*Written problem*:
Copy each line with the word "牢记使命" in it.
===== Source data
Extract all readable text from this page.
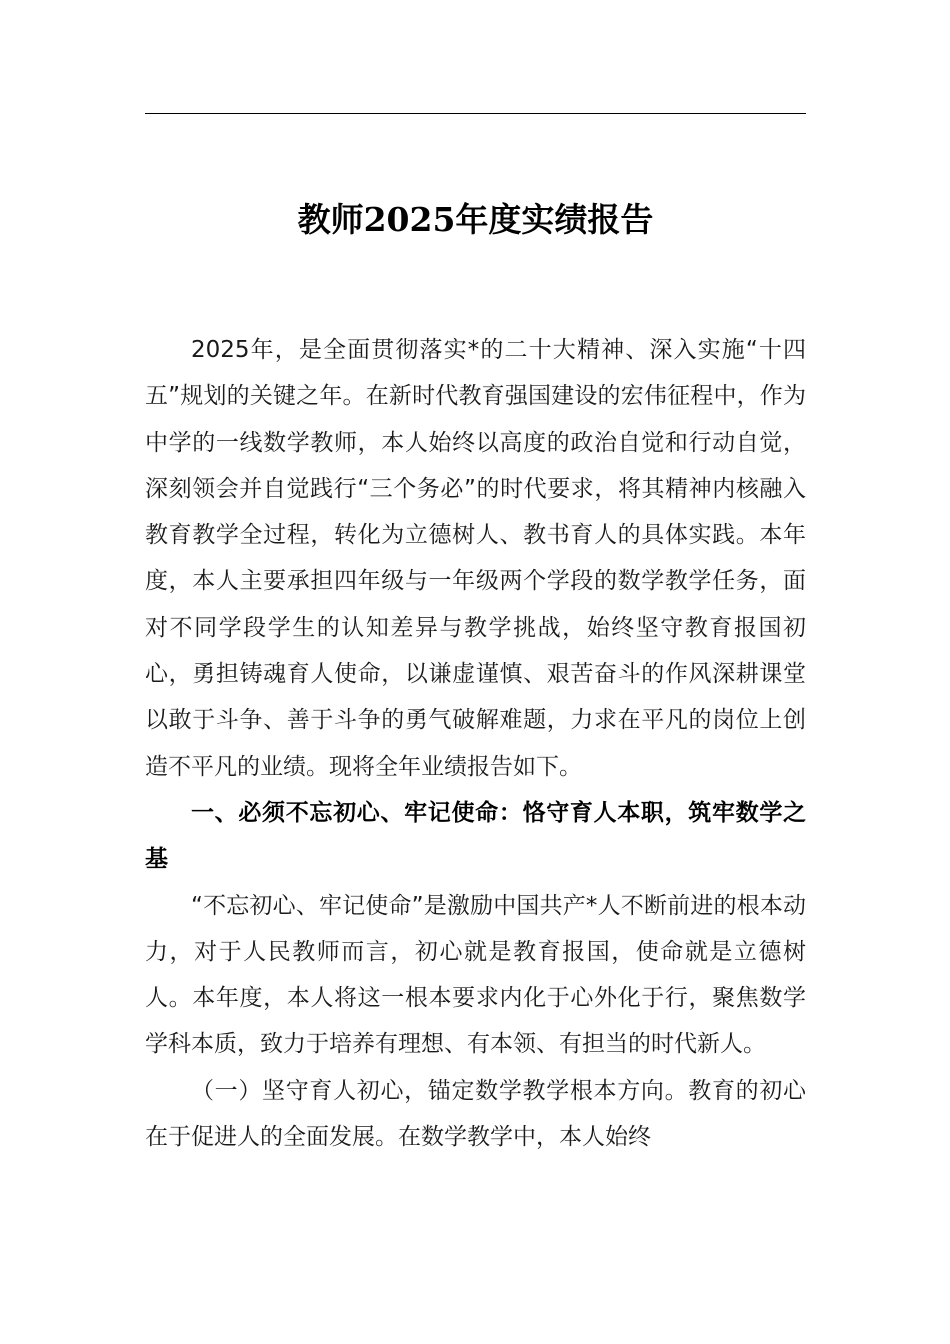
教师2025年度实绩报告

2025年，是全面贯彻落实*的二十大精神、深入实施“十四五”规划的关键之年。在新时代教育强国建设的宏伟征程中，作为中学的一线数学教师，本人始终以高度的政治自觉和行动自觉，深刻领会并自觉践行“三个务必”的时代要求，将其精神内核融入教育教学全过程，转化为立德树人、教书育人的具体实践。本年度，本人主要承担四年级与一年级两个学段的数学教学任务，面对不同学段学生的认知差异与教学挑战，始终坚守教育报国初心，勇担铸魂育人使命，以谦虚谨慎、艰苦奋斗的作风深耕课堂以敢于斗争、善于斗争的勇气破解难题，力求在平凡的岗位上创造不平凡的业绩。现将全年业绩报告如下。

一、必须不忘初心、牢记使命：恪守育人本职，筑牢数学之基

“不忘初心、牢记使命”是激励中国共产*人不断前进的根本动力，对于人民教师而言，初心就是教育报国，使命就是立德树人。本年度，本人将这一根本要求内化于心外化于行，聚焦数学学科本质，致力于培养有理想、有本领、有担当的时代新人。

（一）坚守育人初心，锚定数学教学根本方向。教育的初心在于促进人的全面发展。在数学教学中，本人始终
==========
*Task response*:
一、必须不忘初心、牢记使命：恪守育人本职，筑牢数学之基
“不忘初心、牢记使命”是激励中国共产*人不断前进的根本动力，对于人民教师而言，初心就是教育报国，使命就是立德树人。本年度，本人将这一根本要求内化于心外化于行，聚焦数学学科本质，致力于培养有理想、有本领、有担当的时代新人。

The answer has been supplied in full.